→ Tugas Latihan
**a.** Rangkumlah teks tentang jembatan dalam dua kalimat.
**b.** Tuliskan kembali tanpa perubahan bagian teks tentang jembatan yang diawali kata-kata "DASAR TEORI" dan diakhiri kata-kata "Super Struktur )".
**c.** Menurut teks tentang jembatan, bangunan atas jembatan terdiri dari apa saja?

→ Teks Pilihan

◇ ◇ ◇

DASAR TEORI
Pengertian umum
Jembatan
merupakan salah satu bentuk konstruksi yang berfungsi meneruskan jalan melalui
suatu rintangan. Seperti sungai, lembah dan lain-lain sehingga lalu lintas
jalan tidak terputus olehnya.
Dalam
perencanaan konstruksi jembatan dikenal dua bagian yang merupakan satu kesatuan
yang utuh yakni :
1.
Bangunan Bawah ( Sub Struktur )
2.
Bangunan Atas ( Super Struktur )
Bangunan
atas terdiri dari lantai kendaraan, trotoar, tiang-tiang sandaran dan gelagar.
Bangunan
bawah terdiri dari pondasi, abutmen, pilar jembatan dan lain-lain.
Syarat dan bentuk jembatan
Pemilihan
bentuk jembatan sangat dipengaruhi oleh kondisi dari lokasi jembatan tersebut.
Pemilihan lokasi tergantung medan dari suatu daerah dan tentunya disesuaikan
dengan kebutuhan masyarakat di daerah dengan kata lain bentuk dari konstruksi jembatan harus layak
dan ekonomis.
Perencanaan
konstruksi jembatan berkaitan dengan letaknya. Oleh beberapa ahli menentukan
syarat-syarat untuk acuan dari suatu perencanaan jembatan sebagai berikut :
1.
Letaknya dipilih sedemikian rupa
dari lebar pengaliran agar bentang bersih jembatan tidak terlalu panjang.
2.
Kondisi dan parameter tanah dari
lapisan tanah dasar hendaknya memungkinkan perencanaan struktur pondasi lebih
efesien.
3.
Penggerusan ( scow-ing ) pada
penampang sungai hendaknya dapat diantisipasi sebelumnya dengan baik agar
profil saluran di daerah jembatan dapat teratur dan panjang.
Dari
syarat-syarat tersebut diatas telah dijelaskan bahwa pemilihan penepatan
jembatan merupakan salah satu dari rangkaian system perencanaan konstruksi
jembatan yang baik, namun demikian aspek–aspek yang lain tetap menjadi bagian
yang penting, misalnya saja system perhitungan konstruksi; penggunaan struktur
ataupun mengenai system nonteknik seperti obyektifitas pelaksana dalam merealisasikan
jembatan tersebut.

◇ ◇ ◇

→ Data yang Disediakan

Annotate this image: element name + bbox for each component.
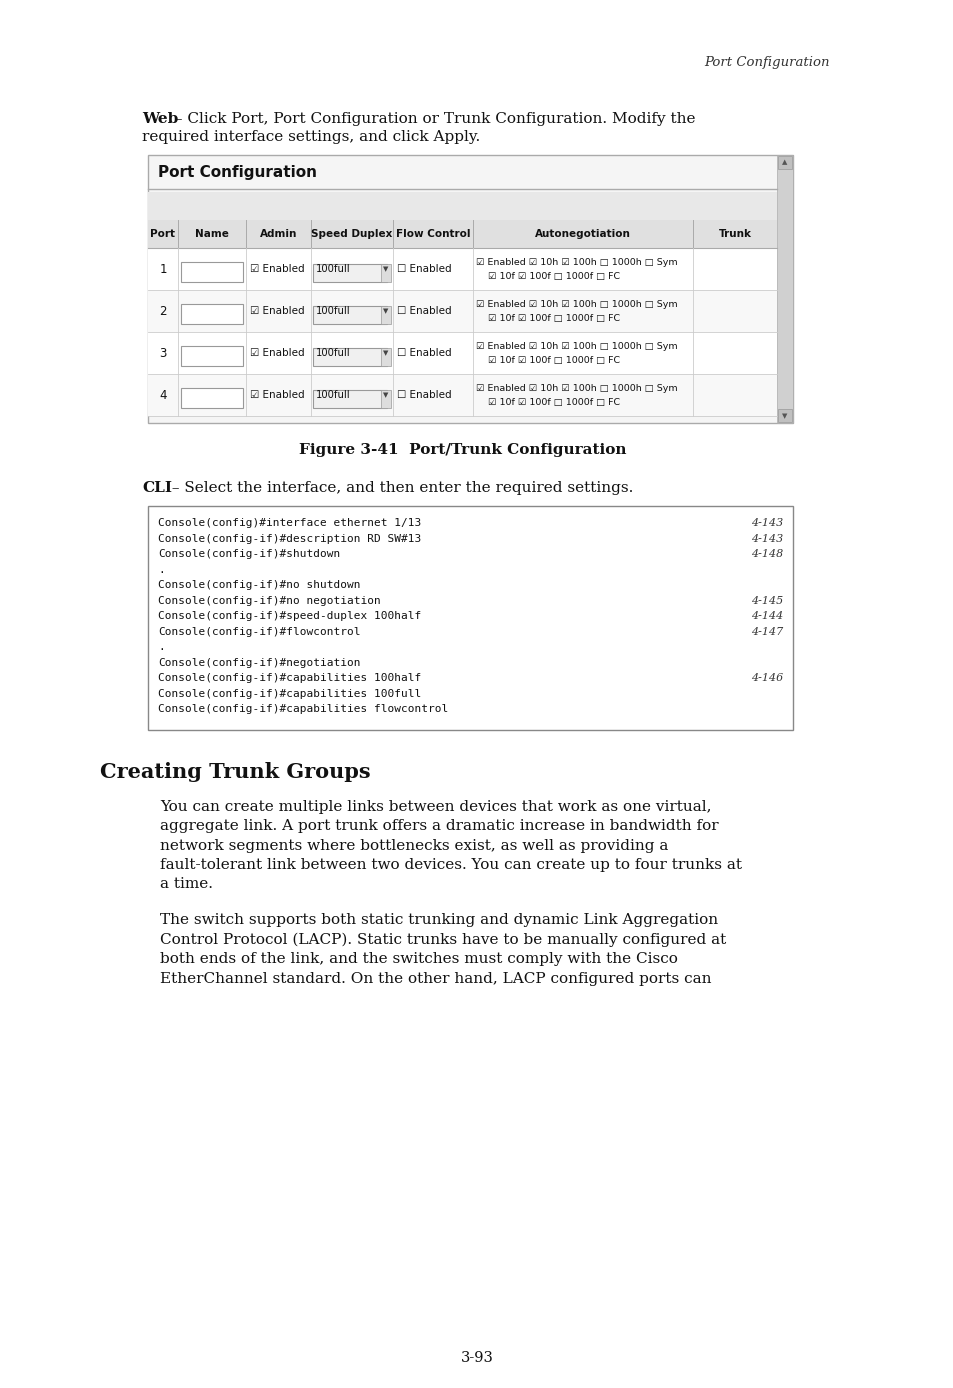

◇ ◇ ◇

→ Jawaban Latihan
**a.** Jembatan adalah konstruksi yang meneruskan jalan melalui rintangan seperti sungai atau lembah, dan perencanaannya mengenal dua bagian, yaitu bangunan bawah dan bangunan atas. Pemilihan bentuk jembatan dipengaruhi kondisi lokasi dan kebutuhan masyarakat sehingga konstruksinya harus layak dan ekonomis, dengan syarat antara lain bentang bersih tidak terlalu panjang, tanah dasar memungkinkan pondasi yang efisien, dan penggerusan sungai diantisipasi dengan baik.

**b.**
DASAR TEORI
Pengertian umum
Jembatan
merupakan salah satu bentuk konstruksi yang berfungsi meneruskan jalan melalui
suatu rintangan. Seperti sungai, lembah dan lain-lain sehingga lalu lintas
jalan tidak terputus olehnya.
Dalam
perencanaan konstruksi jembatan dikenal dua bagian yang merupakan satu kesatuan
yang utuh yakni :
1.
Bangunan Bawah ( Sub Struktur )
2.
Bangunan Atas ( Super Struktur )

**c.** Lantai kendaraan, trotoar, tiang-tiang sandaran, dan gelagar.